* start *

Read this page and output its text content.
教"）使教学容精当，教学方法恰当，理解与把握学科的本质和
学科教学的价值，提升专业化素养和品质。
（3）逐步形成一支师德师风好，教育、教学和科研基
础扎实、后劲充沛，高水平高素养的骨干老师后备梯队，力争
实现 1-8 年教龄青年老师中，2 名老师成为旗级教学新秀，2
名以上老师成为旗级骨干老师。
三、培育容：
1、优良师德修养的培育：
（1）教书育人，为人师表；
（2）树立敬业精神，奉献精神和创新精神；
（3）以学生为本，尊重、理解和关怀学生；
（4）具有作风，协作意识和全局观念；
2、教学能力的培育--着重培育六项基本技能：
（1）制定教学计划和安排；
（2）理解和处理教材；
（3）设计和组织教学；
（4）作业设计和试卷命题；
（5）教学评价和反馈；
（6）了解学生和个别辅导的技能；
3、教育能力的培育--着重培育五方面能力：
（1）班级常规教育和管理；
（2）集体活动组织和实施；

* end *

== Aim of the task ==
Reproduce the listing above word for word.

== Written response ==
Read this page and output its text content.
教"）使教学容精当，教学方法恰当，理解与把握学科的本质和
学科教学的价值，提升专业化素养和品质。
（3）逐步形成一支师德师风好，教育、教学和科研基
础扎实、后劲充沛，高水平高素养的骨干老师后备梯队，力争
实现 1-8 年教龄青年老师中，2 名老师成为旗级教学新秀，2
名以上老师成为旗级骨干老师。
三、培育容：
1、优良师德修养的培育：
（1）教书育人，为人师表；
（2）树立敬业精神，奉献精神和创新精神；
（3）以学生为本，尊重、理解和关怀学生；
（4）具有作风，协作意识和全局观念；
2、教学能力的培育--着重培育六项基本技能：
（1）制定教学计划和安排；
（2）理解和处理教材；
（3）设计和组织教学；
（4）作业设计和试卷命题；
（5）教学评价和反馈；
（6）了解学生和个别辅导的技能；
3、教育能力的培育--着重培育五方面能力：
（1）班级常规教育和管理；
（2）集体活动组织和实施；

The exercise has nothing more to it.